*** Entries provided
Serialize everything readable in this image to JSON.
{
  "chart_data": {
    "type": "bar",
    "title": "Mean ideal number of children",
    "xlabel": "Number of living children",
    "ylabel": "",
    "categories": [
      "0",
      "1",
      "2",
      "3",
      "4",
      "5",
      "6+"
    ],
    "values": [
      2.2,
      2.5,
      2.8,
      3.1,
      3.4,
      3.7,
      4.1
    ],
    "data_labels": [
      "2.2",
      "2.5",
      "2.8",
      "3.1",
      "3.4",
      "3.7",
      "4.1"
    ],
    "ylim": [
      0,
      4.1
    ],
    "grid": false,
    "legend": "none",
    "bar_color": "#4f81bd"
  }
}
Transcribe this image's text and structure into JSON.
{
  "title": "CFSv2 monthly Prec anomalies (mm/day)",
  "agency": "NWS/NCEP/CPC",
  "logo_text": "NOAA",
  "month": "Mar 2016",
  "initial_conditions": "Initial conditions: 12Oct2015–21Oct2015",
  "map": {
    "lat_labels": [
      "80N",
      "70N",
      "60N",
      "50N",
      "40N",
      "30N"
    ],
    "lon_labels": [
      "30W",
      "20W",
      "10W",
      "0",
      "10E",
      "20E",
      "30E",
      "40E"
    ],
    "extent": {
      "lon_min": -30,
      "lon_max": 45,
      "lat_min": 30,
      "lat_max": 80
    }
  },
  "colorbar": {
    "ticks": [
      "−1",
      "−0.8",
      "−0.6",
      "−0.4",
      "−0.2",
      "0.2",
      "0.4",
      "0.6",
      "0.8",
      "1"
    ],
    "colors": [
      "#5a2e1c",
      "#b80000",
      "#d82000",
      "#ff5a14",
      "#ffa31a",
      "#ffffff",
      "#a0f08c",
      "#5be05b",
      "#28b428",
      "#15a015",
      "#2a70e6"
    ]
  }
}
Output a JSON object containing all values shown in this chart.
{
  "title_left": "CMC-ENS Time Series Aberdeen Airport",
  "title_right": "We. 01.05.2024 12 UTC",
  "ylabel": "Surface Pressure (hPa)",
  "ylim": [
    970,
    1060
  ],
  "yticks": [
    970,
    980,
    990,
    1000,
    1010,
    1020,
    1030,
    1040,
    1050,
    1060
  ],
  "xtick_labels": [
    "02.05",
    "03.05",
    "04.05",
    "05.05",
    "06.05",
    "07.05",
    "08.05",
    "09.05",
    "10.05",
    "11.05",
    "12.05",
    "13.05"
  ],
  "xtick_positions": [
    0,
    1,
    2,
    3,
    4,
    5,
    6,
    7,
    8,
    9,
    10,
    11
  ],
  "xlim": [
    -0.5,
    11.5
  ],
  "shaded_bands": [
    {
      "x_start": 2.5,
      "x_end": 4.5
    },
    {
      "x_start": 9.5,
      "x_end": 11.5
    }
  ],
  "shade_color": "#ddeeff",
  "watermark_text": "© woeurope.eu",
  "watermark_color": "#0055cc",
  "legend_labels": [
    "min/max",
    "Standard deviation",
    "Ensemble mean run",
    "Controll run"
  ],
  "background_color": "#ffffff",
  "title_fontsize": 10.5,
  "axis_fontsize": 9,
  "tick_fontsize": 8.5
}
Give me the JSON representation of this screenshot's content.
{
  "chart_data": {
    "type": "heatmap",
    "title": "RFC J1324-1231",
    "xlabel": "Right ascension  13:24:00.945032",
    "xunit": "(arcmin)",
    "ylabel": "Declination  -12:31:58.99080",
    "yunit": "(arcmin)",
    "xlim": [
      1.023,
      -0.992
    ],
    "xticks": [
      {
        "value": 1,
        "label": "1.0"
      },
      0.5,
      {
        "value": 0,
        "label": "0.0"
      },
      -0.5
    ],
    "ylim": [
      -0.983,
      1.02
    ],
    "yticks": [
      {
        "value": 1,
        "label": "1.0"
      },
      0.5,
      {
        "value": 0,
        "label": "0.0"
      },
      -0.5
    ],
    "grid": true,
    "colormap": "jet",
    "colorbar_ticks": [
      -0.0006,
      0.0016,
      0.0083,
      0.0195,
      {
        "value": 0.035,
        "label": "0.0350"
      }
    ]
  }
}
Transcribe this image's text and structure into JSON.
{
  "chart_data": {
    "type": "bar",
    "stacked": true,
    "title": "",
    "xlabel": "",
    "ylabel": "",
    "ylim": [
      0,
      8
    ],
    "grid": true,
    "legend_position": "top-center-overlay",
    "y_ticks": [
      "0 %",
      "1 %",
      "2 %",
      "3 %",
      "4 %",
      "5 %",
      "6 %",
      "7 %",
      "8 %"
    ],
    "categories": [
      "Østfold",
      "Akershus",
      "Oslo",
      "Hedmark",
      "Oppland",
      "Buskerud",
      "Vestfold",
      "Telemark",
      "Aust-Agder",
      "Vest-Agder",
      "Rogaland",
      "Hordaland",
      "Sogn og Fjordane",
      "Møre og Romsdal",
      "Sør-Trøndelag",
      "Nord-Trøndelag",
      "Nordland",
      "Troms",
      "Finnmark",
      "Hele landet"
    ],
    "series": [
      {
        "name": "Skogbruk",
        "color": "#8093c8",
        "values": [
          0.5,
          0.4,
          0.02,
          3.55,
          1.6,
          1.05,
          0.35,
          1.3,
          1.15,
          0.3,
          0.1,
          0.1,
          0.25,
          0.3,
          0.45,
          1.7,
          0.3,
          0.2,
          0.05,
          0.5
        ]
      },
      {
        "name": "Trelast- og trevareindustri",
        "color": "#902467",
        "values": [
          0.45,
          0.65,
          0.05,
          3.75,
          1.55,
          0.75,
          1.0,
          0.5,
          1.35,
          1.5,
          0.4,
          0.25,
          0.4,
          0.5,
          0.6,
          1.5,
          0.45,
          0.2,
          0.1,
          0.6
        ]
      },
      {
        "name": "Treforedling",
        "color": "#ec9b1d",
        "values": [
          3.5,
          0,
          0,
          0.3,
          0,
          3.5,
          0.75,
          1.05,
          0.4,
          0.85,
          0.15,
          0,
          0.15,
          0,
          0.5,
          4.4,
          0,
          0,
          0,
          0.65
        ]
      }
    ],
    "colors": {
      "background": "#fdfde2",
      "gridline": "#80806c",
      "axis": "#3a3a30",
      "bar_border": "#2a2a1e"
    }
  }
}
******
■ Work required
Determine how many lines of the listing hold the word "ylabel" and reply with that figure alone.

■ Output for this exercise
4